▶ Exercise details
Each entry that follows must be output without any deviation.

__________________________________________________

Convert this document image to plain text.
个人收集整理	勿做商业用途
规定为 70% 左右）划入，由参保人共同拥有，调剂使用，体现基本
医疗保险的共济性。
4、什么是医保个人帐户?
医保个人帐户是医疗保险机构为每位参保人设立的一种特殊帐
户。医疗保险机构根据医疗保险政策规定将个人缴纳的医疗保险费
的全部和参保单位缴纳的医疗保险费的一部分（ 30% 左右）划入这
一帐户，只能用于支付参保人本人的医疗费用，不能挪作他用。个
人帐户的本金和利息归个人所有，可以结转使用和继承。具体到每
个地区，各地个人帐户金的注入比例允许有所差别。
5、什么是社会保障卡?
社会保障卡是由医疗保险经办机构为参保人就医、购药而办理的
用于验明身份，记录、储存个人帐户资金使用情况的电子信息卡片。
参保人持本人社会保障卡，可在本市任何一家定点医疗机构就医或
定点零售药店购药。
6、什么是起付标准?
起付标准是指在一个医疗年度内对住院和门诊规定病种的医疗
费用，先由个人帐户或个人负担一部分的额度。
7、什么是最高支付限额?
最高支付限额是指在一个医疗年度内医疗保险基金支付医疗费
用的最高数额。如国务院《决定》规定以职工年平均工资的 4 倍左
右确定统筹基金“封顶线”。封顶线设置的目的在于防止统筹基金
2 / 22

__________________________________________________

▶ Solution
Convert this document image to plain text.
个人收集整理	勿做商业用途
规定为 70% 左右）划入，由参保人共同拥有，调剂使用，体现基本
医疗保险的共济性。
4、什么是医保个人帐户?
医保个人帐户是医疗保险机构为每位参保人设立的一种特殊帐
户。医疗保险机构根据医疗保险政策规定将个人缴纳的医疗保险费
的全部和参保单位缴纳的医疗保险费的一部分（ 30% 左右）划入这
一帐户，只能用于支付参保人本人的医疗费用，不能挪作他用。个
人帐户的本金和利息归个人所有，可以结转使用和继承。具体到每
个地区，各地个人帐户金的注入比例允许有所差别。
5、什么是社会保障卡?
社会保障卡是由医疗保险经办机构为参保人就医、购药而办理的
用于验明身份，记录、储存个人帐户资金使用情况的电子信息卡片。
参保人持本人社会保障卡，可在本市任何一家定点医疗机构就医或
定点零售药店购药。
6、什么是起付标准?
起付标准是指在一个医疗年度内对住院和门诊规定病种的医疗
费用，先由个人帐户或个人负担一部分的额度。
7、什么是最高支付限额?
最高支付限额是指在一个医疗年度内医疗保险基金支付医疗费
用的最高数额。如国务院《决定》规定以职工年平均工资的 4 倍左
右确定统筹基金“封顶线”。封顶线设置的目的在于防止统筹基金
2 / 22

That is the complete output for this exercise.